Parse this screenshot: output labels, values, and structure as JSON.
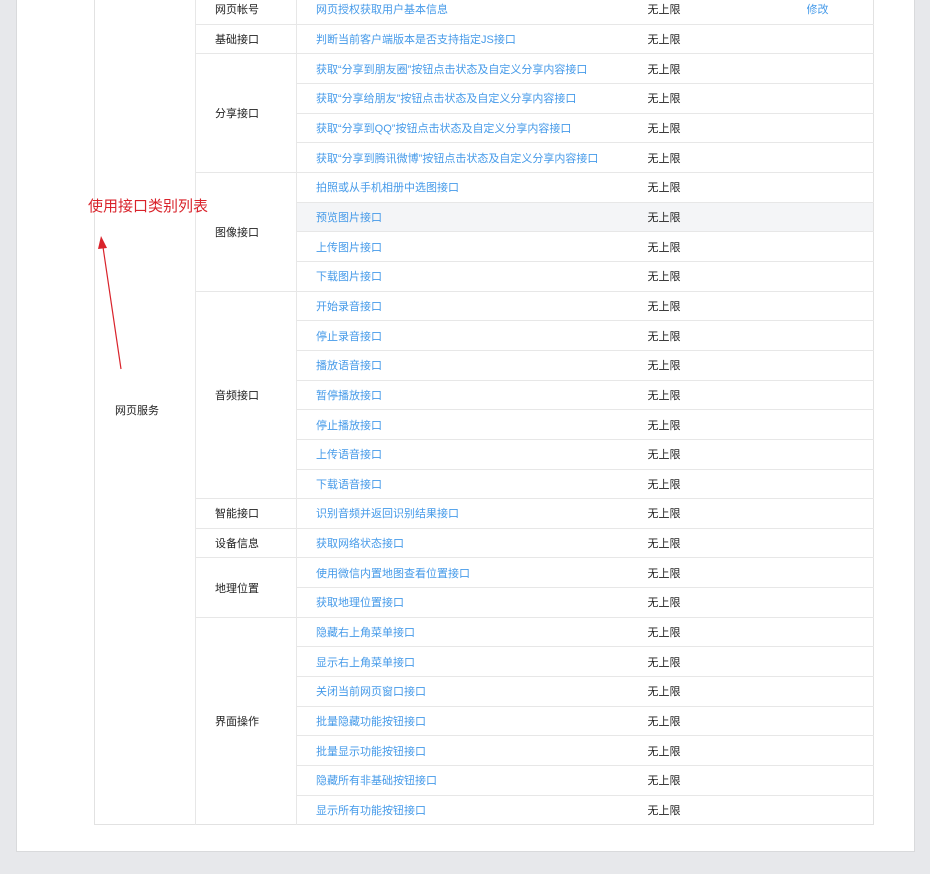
{
  "annotation": {
    "label": "使用接口类别列表",
    "color": "#d9232b"
  },
  "colors": {
    "link": "#459ae9",
    "page_background": "#e7e8eb",
    "highlight_row": "#f4f5f7"
  },
  "table": {
    "module_label": "网页服务",
    "edit_label": "修改",
    "limit_label": "无上限",
    "highlighted_api": "预览图片接口",
    "categories": [
      {
        "name": "网页帐号",
        "apis": [
          "网页授权获取用户基本信息"
        ]
      },
      {
        "name": "基础接口",
        "apis": [
          "判断当前客户端版本是否支持指定JS接口"
        ]
      },
      {
        "name": "分享接口",
        "apis": [
          "获取“分享到朋友圈”按钮点击状态及自定义分享内容接口",
          "获取“分享给朋友”按钮点击状态及自定义分享内容接口",
          "获取“分享到QQ”按钮点击状态及自定义分享内容接口",
          "获取“分享到腾讯微博”按钮点击状态及自定义分享内容接口"
        ]
      },
      {
        "name": "图像接口",
        "apis": [
          "拍照或从手机相册中选图接口",
          "预览图片接口",
          "上传图片接口",
          "下载图片接口"
        ]
      },
      {
        "name": "音频接口",
        "apis": [
          "开始录音接口",
          "停止录音接口",
          "播放语音接口",
          "暂停播放接口",
          "停止播放接口",
          "上传语音接口",
          "下载语音接口"
        ]
      },
      {
        "name": "智能接口",
        "apis": [
          "识别音频并返回识别结果接口"
        ]
      },
      {
        "name": "设备信息",
        "apis": [
          "获取网络状态接口"
        ]
      },
      {
        "name": "地理位置",
        "apis": [
          "使用微信内置地图查看位置接口",
          "获取地理位置接口"
        ]
      },
      {
        "name": "界面操作",
        "apis": [
          "隐藏右上角菜单接口",
          "显示右上角菜单接口",
          "关闭当前网页窗口接口",
          "批量隐藏功能按钮接口",
          "批量显示功能按钮接口",
          "隐藏所有非基础按钮接口",
          "显示所有功能按钮接口"
        ]
      }
    ]
  }
}
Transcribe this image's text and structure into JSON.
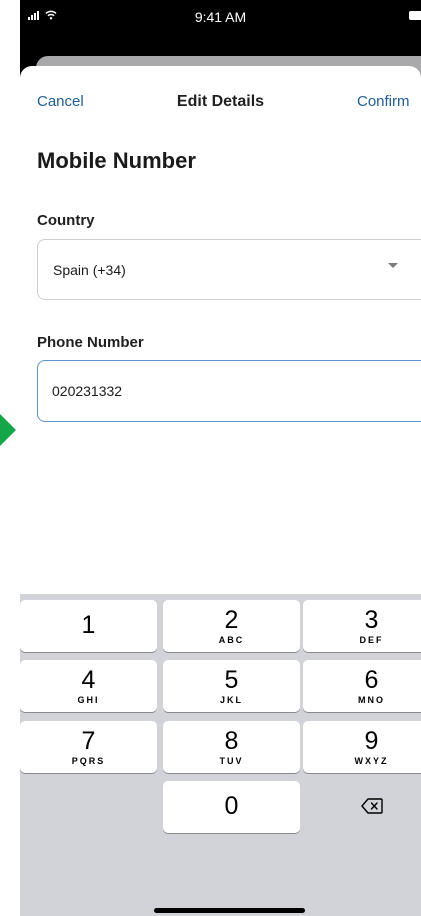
{
  "status_bar": {
    "time": "9:41 AM"
  },
  "nav": {
    "cancel_label": "Cancel",
    "title": "Edit Details",
    "confirm_label": "Confirm"
  },
  "page": {
    "heading": "Mobile Number"
  },
  "form": {
    "country_label": "Country",
    "country_value": "Spain (+34)",
    "phone_label": "Phone Number",
    "phone_value": "020231332"
  },
  "keypad": {
    "keys": [
      {
        "digit": "1",
        "letters": ""
      },
      {
        "digit": "2",
        "letters": "ABC"
      },
      {
        "digit": "3",
        "letters": "DEF"
      },
      {
        "digit": "4",
        "letters": "GHI"
      },
      {
        "digit": "5",
        "letters": "JKL"
      },
      {
        "digit": "6",
        "letters": "MNO"
      },
      {
        "digit": "7",
        "letters": "PQRS"
      },
      {
        "digit": "8",
        "letters": "TUV"
      },
      {
        "digit": "9",
        "letters": "WXYZ"
      },
      {
        "digit": "0",
        "letters": ""
      }
    ],
    "delete_icon": "backspace-icon"
  },
  "colors": {
    "link": "#1f5c99",
    "input_focus_border": "#5d93c8",
    "keyboard_bg": "#d1d3d9",
    "indicator_arrow": "#15a64a"
  }
}
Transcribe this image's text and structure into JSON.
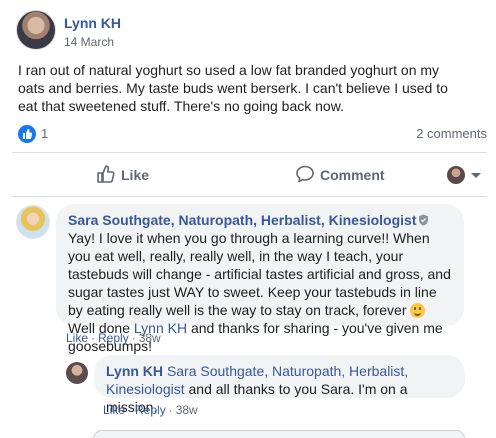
{
  "post": {
    "author": "Lynn KH",
    "date": "14 March",
    "text": "I ran out of natural yoghurt so used a low fat branded yoghurt on my oats and berries. My taste buds went berserk. I can't believe I used to eat that sweetened stuff. There's no going back now.",
    "like_count": "1",
    "comments_count": "2 comments"
  },
  "actions": {
    "like_label": "Like",
    "comment_label": "Comment"
  },
  "comments": [
    {
      "author": "Sara Southgate, Naturopath, Herbalist, Kinesiologist",
      "text_before_smile": "Yay! I love it when you go through a learning curve!! When you eat well, really, really well, in the way I teach, your tastebuds will change - artificial tastes artificial and gross, and sugar tastes just WAY to sweet. Keep your tastebuds in line by eating really well is the way to stay on track, forever ",
      "text_after_smile": "Well done ",
      "mention": "Lynn KH",
      "text_end": " and thanks for sharing - you've given me goosebumps!",
      "like": "Like",
      "reply": "Reply",
      "time": "38w"
    },
    {
      "author": "Lynn KH",
      "mention": "Sara Southgate, Naturopath, Herbalist, Kinesiologist",
      "text": " and all thanks to you Sara. I'm on a mission.",
      "like": "Like",
      "reply": "Reply",
      "time": "38w"
    }
  ],
  "colors": {
    "link": "#385898",
    "like_badge": "#1877f2",
    "bubble": "#f2f3f5"
  }
}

════════════════

**Written instruction**
Review the preceding data and report every line that includes the string "name".

**The reply**
        "name": "网页帐号",
        "name": "基础接口",
        "name": "分享接口",
        "name": "图像接口",
        "name": "音频接口",
        "name": "智能接口",
        "name": "设备信息",
        "name": "地理位置",
        "name": "界面操作",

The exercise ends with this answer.